▶ **Task**: Tally up the lines carrying the string "ylabel" and respond with only the resulting number.
--- Start of Working data ---
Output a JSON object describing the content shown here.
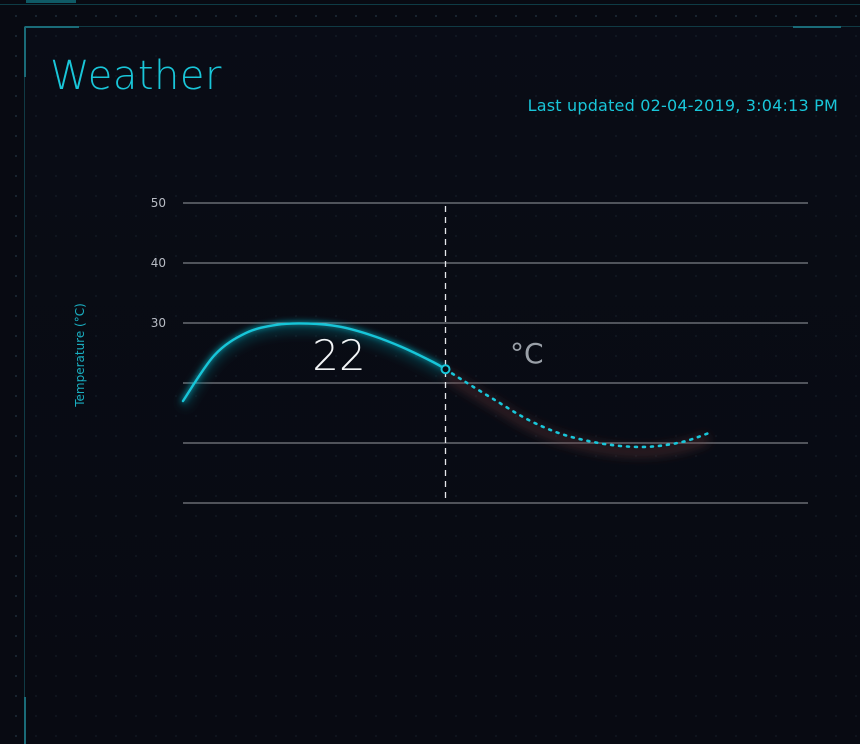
{
  "header": {
    "title": "Weather",
    "last_updated": "Last updated 02-04-2019, 3:04:13 PM"
  },
  "current": {
    "value": "22",
    "unit": "°C"
  },
  "colors": {
    "accent": "#19c6d9",
    "background": "#080a12",
    "gridline": "#c8ccd2"
  },
  "chart_data": {
    "type": "line",
    "ylabel": "Temperature (°C)",
    "ylim": [
      0,
      50
    ],
    "yticks": [
      0,
      10,
      20,
      30,
      40,
      50
    ],
    "ytick_labels": [
      "",
      "",
      "",
      "30",
      "40",
      "50"
    ],
    "grid": true,
    "series": [
      {
        "style": "solid",
        "values": [
          {
            "x": 0.0,
            "y": 17
          },
          {
            "x": 0.5,
            "y": 24.6
          },
          {
            "x": 1.0,
            "y": 28.3
          },
          {
            "x": 1.5,
            "y": 29.7
          },
          {
            "x": 2.0,
            "y": 29.9
          },
          {
            "x": 2.5,
            "y": 29.4
          },
          {
            "x": 3.0,
            "y": 28.0
          },
          {
            "x": 3.5,
            "y": 26.0
          },
          {
            "x": 4.0,
            "y": 23.5
          },
          {
            "x": 4.2,
            "y": 22.3
          }
        ]
      },
      {
        "style": "dotted",
        "values": [
          {
            "x": 4.2,
            "y": 22.3
          },
          {
            "x": 4.5,
            "y": 20.3
          },
          {
            "x": 5.0,
            "y": 17.1
          },
          {
            "x": 5.5,
            "y": 14.0
          },
          {
            "x": 6.0,
            "y": 11.7
          },
          {
            "x": 6.5,
            "y": 10.3
          },
          {
            "x": 7.0,
            "y": 9.5
          },
          {
            "x": 7.5,
            "y": 9.4
          },
          {
            "x": 8.0,
            "y": 10.2
          },
          {
            "x": 8.4,
            "y": 11.6
          }
        ]
      }
    ],
    "current_marker": {
      "x": 4.2,
      "y": 22.3
    }
  }
}
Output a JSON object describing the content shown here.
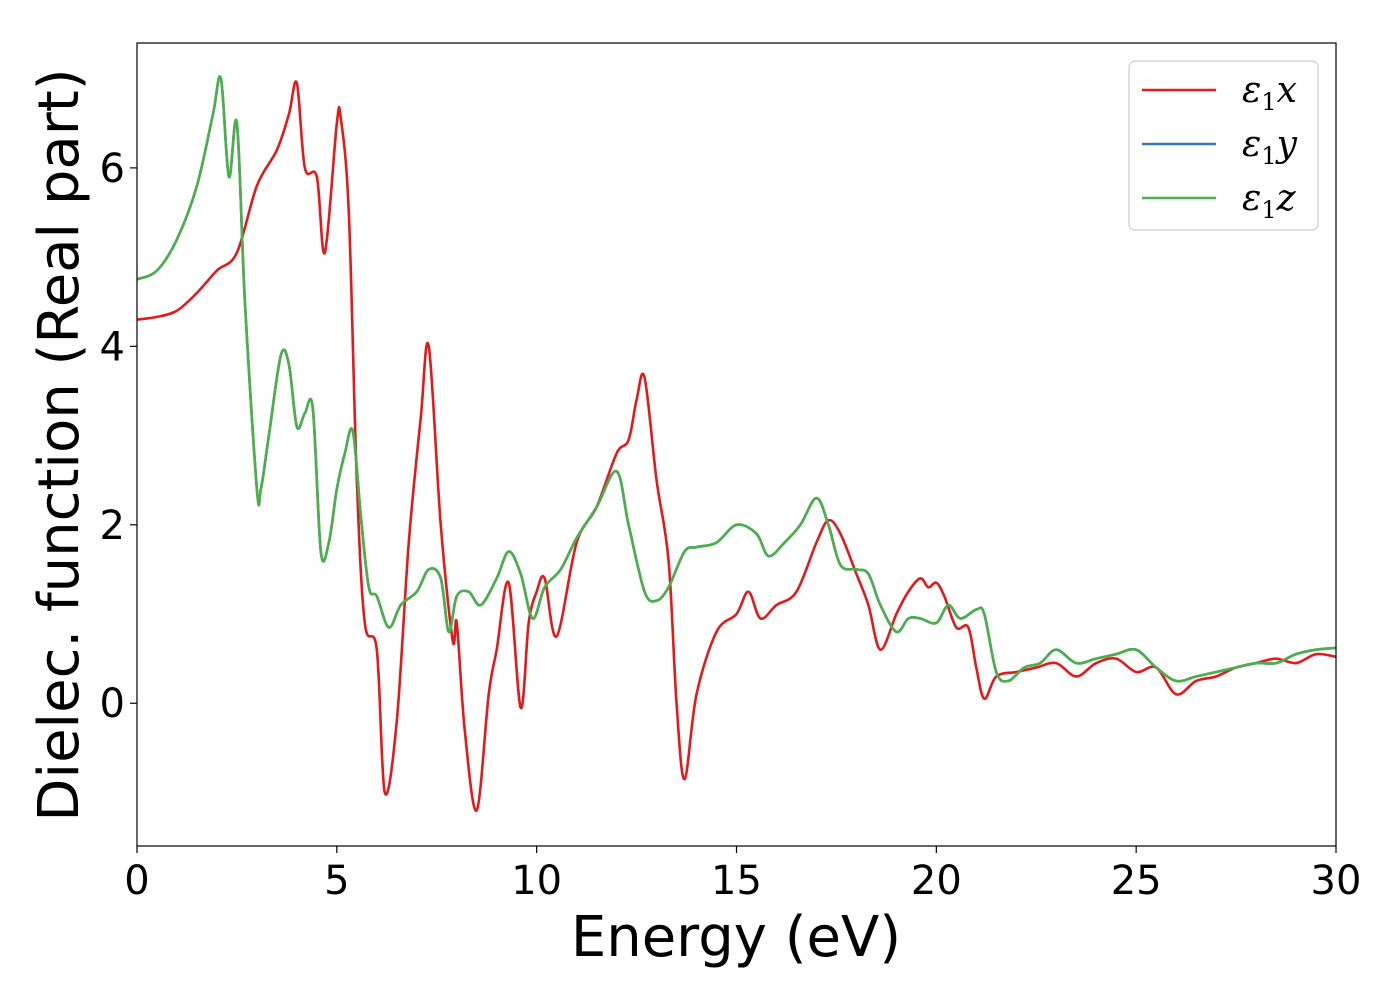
{
  "chart_data": {
    "type": "line",
    "xlabel": "Energy (eV)",
    "ylabel": "Dielec. function (Real part)",
    "xlim": [
      0,
      30
    ],
    "ylim": [
      -1.6,
      7.4
    ],
    "xticks": [
      0,
      5,
      10,
      15,
      20,
      25,
      30
    ],
    "xtick_labels": [
      "0",
      "5",
      "10",
      "15",
      "20",
      "25",
      "30"
    ],
    "yticks": [
      0,
      2,
      4,
      6
    ],
    "ytick_labels": [
      "0",
      "2",
      "4",
      "6"
    ],
    "grid": false,
    "legend": "top-right",
    "series": [
      {
        "name": "ε1x",
        "legend_base": "ε",
        "legend_sub": "1",
        "legend_suffix": "x",
        "color": "#e31a1c",
        "x": [
          0,
          0.5,
          1,
          1.5,
          2,
          2.5,
          3,
          3.5,
          3.8,
          4.0,
          4.2,
          4.5,
          4.7,
          5.0,
          5.1,
          5.3,
          5.5,
          5.7,
          6.0,
          6.2,
          6.5,
          6.8,
          7.1,
          7.3,
          7.6,
          7.9,
          8.0,
          8.2,
          8.5,
          8.8,
          9.0,
          9.3,
          9.6,
          9.8,
          10.0,
          10.2,
          10.5,
          11.0,
          11.5,
          12.0,
          12.3,
          12.5,
          12.7,
          13.0,
          13.3,
          13.5,
          13.7,
          14.0,
          14.5,
          15.0,
          15.3,
          15.6,
          16.0,
          16.5,
          17.0,
          17.3,
          17.6,
          18.0,
          18.3,
          18.6,
          19.0,
          19.3,
          19.6,
          19.8,
          20.0,
          20.2,
          20.5,
          20.8,
          21.0,
          21.2,
          21.5,
          22.0,
          22.5,
          23.0,
          23.5,
          24.0,
          24.5,
          25.0,
          25.5,
          26.0,
          26.5,
          27.0,
          27.5,
          28.0,
          28.5,
          29.0,
          29.5,
          30.0
        ],
        "y": [
          4.3,
          4.33,
          4.4,
          4.6,
          4.85,
          5.05,
          5.8,
          6.2,
          6.6,
          6.95,
          6.0,
          5.9,
          5.05,
          6.5,
          6.55,
          5.5,
          2.5,
          0.9,
          0.6,
          -1.0,
          -0.2,
          1.8,
          3.2,
          4.0,
          2.0,
          0.7,
          0.9,
          -0.3,
          -1.2,
          0.1,
          0.6,
          1.35,
          -0.05,
          0.9,
          1.25,
          1.4,
          0.75,
          1.8,
          2.2,
          2.8,
          2.95,
          3.4,
          3.65,
          2.5,
          1.6,
          0.0,
          -0.85,
          0.1,
          0.8,
          1.0,
          1.25,
          0.95,
          1.1,
          1.25,
          1.8,
          2.05,
          1.9,
          1.45,
          1.1,
          0.6,
          1.0,
          1.25,
          1.4,
          1.3,
          1.35,
          1.2,
          0.85,
          0.85,
          0.4,
          0.05,
          0.3,
          0.35,
          0.4,
          0.45,
          0.3,
          0.45,
          0.5,
          0.35,
          0.4,
          0.1,
          0.25,
          0.3,
          0.4,
          0.45,
          0.5,
          0.45,
          0.55,
          0.52
        ]
      },
      {
        "name": "ε1y",
        "legend_base": "ε",
        "legend_sub": "1",
        "legend_suffix": "y",
        "color": "#377eb8",
        "x": [
          0,
          0.5,
          1,
          1.5,
          1.9,
          2.1,
          2.3,
          2.5,
          2.7,
          3.0,
          3.1,
          3.3,
          3.6,
          3.8,
          4.0,
          4.2,
          4.4,
          4.6,
          4.8,
          5.0,
          5.2,
          5.4,
          5.6,
          5.8,
          6.0,
          6.3,
          6.6,
          7.0,
          7.3,
          7.6,
          7.8,
          8.0,
          8.3,
          8.6,
          9.0,
          9.3,
          9.6,
          9.9,
          10.2,
          10.6,
          11.0,
          11.5,
          12.0,
          12.3,
          12.7,
          13.0,
          13.3,
          13.7,
          14.0,
          14.5,
          15.0,
          15.5,
          15.8,
          16.2,
          16.6,
          17.0,
          17.3,
          17.6,
          18.0,
          18.3,
          18.6,
          19.0,
          19.3,
          19.6,
          20.0,
          20.3,
          20.6,
          21.0,
          21.2,
          21.5,
          21.8,
          22.2,
          22.6,
          23.0,
          23.5,
          24.0,
          24.5,
          25.0,
          25.5,
          26.0,
          26.5,
          27.0,
          27.5,
          28.0,
          28.5,
          29.0,
          29.5,
          30.0
        ],
        "y": [
          4.75,
          4.85,
          5.2,
          5.8,
          6.6,
          7.0,
          5.9,
          6.5,
          4.5,
          2.4,
          2.4,
          3.0,
          3.9,
          3.8,
          3.1,
          3.25,
          3.3,
          1.7,
          1.8,
          2.4,
          2.8,
          3.05,
          2.1,
          1.3,
          1.2,
          0.85,
          1.1,
          1.25,
          1.5,
          1.4,
          0.8,
          1.2,
          1.25,
          1.1,
          1.4,
          1.7,
          1.45,
          0.95,
          1.3,
          1.5,
          1.85,
          2.2,
          2.6,
          2.0,
          1.25,
          1.15,
          1.3,
          1.7,
          1.75,
          1.8,
          2.0,
          1.9,
          1.65,
          1.8,
          2.0,
          2.3,
          2.0,
          1.55,
          1.5,
          1.45,
          1.1,
          0.8,
          0.95,
          0.95,
          0.9,
          1.1,
          0.95,
          1.05,
          1.0,
          0.35,
          0.25,
          0.4,
          0.45,
          0.6,
          0.45,
          0.5,
          0.55,
          0.6,
          0.4,
          0.25,
          0.3,
          0.35,
          0.4,
          0.45,
          0.45,
          0.55,
          0.6,
          0.62
        ]
      },
      {
        "name": "ε1z",
        "legend_base": "ε",
        "legend_sub": "1",
        "legend_suffix": "z",
        "color": "#4daf4a",
        "x": [
          0,
          0.5,
          1,
          1.5,
          1.9,
          2.1,
          2.3,
          2.5,
          2.7,
          3.0,
          3.1,
          3.3,
          3.6,
          3.8,
          4.0,
          4.2,
          4.4,
          4.6,
          4.8,
          5.0,
          5.2,
          5.4,
          5.6,
          5.8,
          6.0,
          6.3,
          6.6,
          7.0,
          7.3,
          7.6,
          7.8,
          8.0,
          8.3,
          8.6,
          9.0,
          9.3,
          9.6,
          9.9,
          10.2,
          10.6,
          11.0,
          11.5,
          12.0,
          12.3,
          12.7,
          13.0,
          13.3,
          13.7,
          14.0,
          14.5,
          15.0,
          15.5,
          15.8,
          16.2,
          16.6,
          17.0,
          17.3,
          17.6,
          18.0,
          18.3,
          18.6,
          19.0,
          19.3,
          19.6,
          20.0,
          20.3,
          20.6,
          21.0,
          21.2,
          21.5,
          21.8,
          22.2,
          22.6,
          23.0,
          23.5,
          24.0,
          24.5,
          25.0,
          25.5,
          26.0,
          26.5,
          27.0,
          27.5,
          28.0,
          28.5,
          29.0,
          29.5,
          30.0
        ],
        "y": [
          4.75,
          4.85,
          5.2,
          5.8,
          6.6,
          7.0,
          5.9,
          6.5,
          4.5,
          2.4,
          2.4,
          3.0,
          3.9,
          3.8,
          3.1,
          3.25,
          3.3,
          1.7,
          1.8,
          2.4,
          2.8,
          3.05,
          2.1,
          1.3,
          1.2,
          0.85,
          1.1,
          1.25,
          1.5,
          1.4,
          0.8,
          1.2,
          1.25,
          1.1,
          1.4,
          1.7,
          1.45,
          0.95,
          1.3,
          1.5,
          1.85,
          2.2,
          2.6,
          2.0,
          1.25,
          1.15,
          1.3,
          1.7,
          1.75,
          1.8,
          2.0,
          1.9,
          1.65,
          1.8,
          2.0,
          2.3,
          2.0,
          1.55,
          1.5,
          1.45,
          1.1,
          0.8,
          0.95,
          0.95,
          0.9,
          1.1,
          0.95,
          1.05,
          1.0,
          0.35,
          0.25,
          0.4,
          0.45,
          0.6,
          0.45,
          0.5,
          0.55,
          0.6,
          0.4,
          0.25,
          0.3,
          0.35,
          0.4,
          0.45,
          0.45,
          0.55,
          0.6,
          0.62
        ]
      }
    ]
  }
}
--- End of Working data ---
▶ **Right answer**: 2